Task to complete:
Reproduce the items below, word for word, from the line with "app-window: Flappy Bird" up to and including the line with "close-icon <box>469 10 480 21</box>".

====================

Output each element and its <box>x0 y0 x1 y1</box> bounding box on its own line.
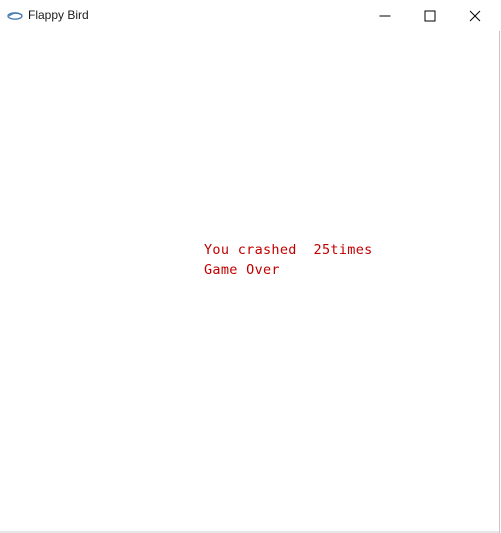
app-window: Flappy Bird You crashed 25times Game Ove… <box>0 0 500 533</box>
game-canvas[interactable]: You crashed 25times Game Over <box>0 31 499 533</box>
window-title: Flappy Bird <box>28 8 89 22</box>
close-icon <box>469 10 480 21</box>
maximize-icon <box>424 10 435 21</box>
maximize-button[interactable] <box>407 0 452 31</box>
minimize-button[interactable] <box>362 0 407 31</box>
game-over-text: Game Over <box>204 262 280 278</box>
title-bar[interactable]: Flappy Bird <box>0 0 500 31</box>
close-button[interactable] <box>452 0 497 31</box>
app-bird-icon <box>7 9 23 21</box>
crash-count-text: You crashed 25times <box>204 242 373 258</box>
minimize-icon <box>379 15 390 16</box>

====================

Finished exercise:
app-window: Flappy Bird You crashed 25times Game Ove… <box>0 0 500 533</box>
game-canvas[interactable]: You crashed 25times Game Over <box>0 31 499 533</box>
window-title: Flappy Bird <box>28 8 89 22</box>
close-icon <box>469 10 480 21</box>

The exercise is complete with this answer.